* Work required
Give back every line exactly as it appears, pictures excluded.

-- Start Exercise data --

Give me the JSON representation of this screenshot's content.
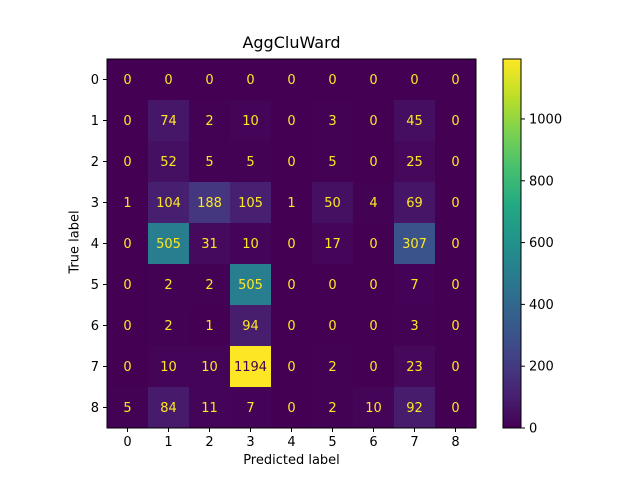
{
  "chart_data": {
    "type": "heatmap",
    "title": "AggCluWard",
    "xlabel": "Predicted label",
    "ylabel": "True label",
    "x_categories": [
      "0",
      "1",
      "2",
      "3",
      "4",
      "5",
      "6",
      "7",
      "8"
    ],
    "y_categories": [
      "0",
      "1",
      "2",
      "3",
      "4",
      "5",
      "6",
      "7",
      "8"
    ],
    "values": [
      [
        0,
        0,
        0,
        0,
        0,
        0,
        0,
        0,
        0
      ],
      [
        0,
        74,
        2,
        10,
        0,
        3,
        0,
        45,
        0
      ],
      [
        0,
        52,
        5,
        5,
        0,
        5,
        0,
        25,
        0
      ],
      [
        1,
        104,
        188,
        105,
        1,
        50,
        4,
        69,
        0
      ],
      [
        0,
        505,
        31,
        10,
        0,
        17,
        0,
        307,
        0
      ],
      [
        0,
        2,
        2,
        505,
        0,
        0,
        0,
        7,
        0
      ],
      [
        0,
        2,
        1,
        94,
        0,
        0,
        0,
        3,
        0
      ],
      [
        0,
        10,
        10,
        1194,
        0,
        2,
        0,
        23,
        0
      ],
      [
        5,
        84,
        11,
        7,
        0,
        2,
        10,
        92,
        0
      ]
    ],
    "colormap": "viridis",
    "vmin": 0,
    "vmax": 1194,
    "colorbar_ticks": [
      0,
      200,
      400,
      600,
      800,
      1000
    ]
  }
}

-- End Exercise data --

* Task solution
Give me the JSON representation of this screenshot's content.
{
  "chart_data": {
    "type": "heatmap",
    "title": "AggCluWard",
    "xlabel": "Predicted label",
    "ylabel": "True label",
    "x_categories": [
      "0",
      "1",
      "2",
      "3",
      "4",
      "5",
      "6",
      "7",
      "8"
    ],
    "y_categories": [
      "0",
      "1",
      "2",
      "3",
      "4",
      "5",
      "6",
      "7",
      "8"
    ],
    "values": [
      [
        0,
        0,
        0,
        0,
        0,
        0,
        0,
        0,
        0
      ],
      [
        0,
        74,
        2,
        10,
        0,
        3,
        0,
        45,
        0
      ],
      [
        0,
        52,
        5,
        5,
        0,
        5,
        0,
        25,
        0
      ],
      [
        1,
        104,
        188,
        105,
        1,
        50,
        4,
        69,
        0
      ],
      [
        0,
        505,
        31,
        10,
        0,
        17,
        0,
        307,
        0
      ],
      [
        0,
        2,
        2,
        505,
        0,
        0,
        0,
        7,
        0
      ],
      [
        0,
        2,
        1,
        94,
        0,
        0,
        0,
        3,
        0
      ],
      [
        0,
        10,
        10,
        1194,
        0,
        2,
        0,
        23,
        0
      ],
      [
        5,
        84,
        11,
        7,
        0,
        2,
        10,
        92,
        0
      ]
    ],
    "colormap": "viridis",
    "vmin": 0,
    "vmax": 1194,
    "colorbar_ticks": [
      0,
      200,
      400,
      600,
      800,
      1000
    ]
  }
}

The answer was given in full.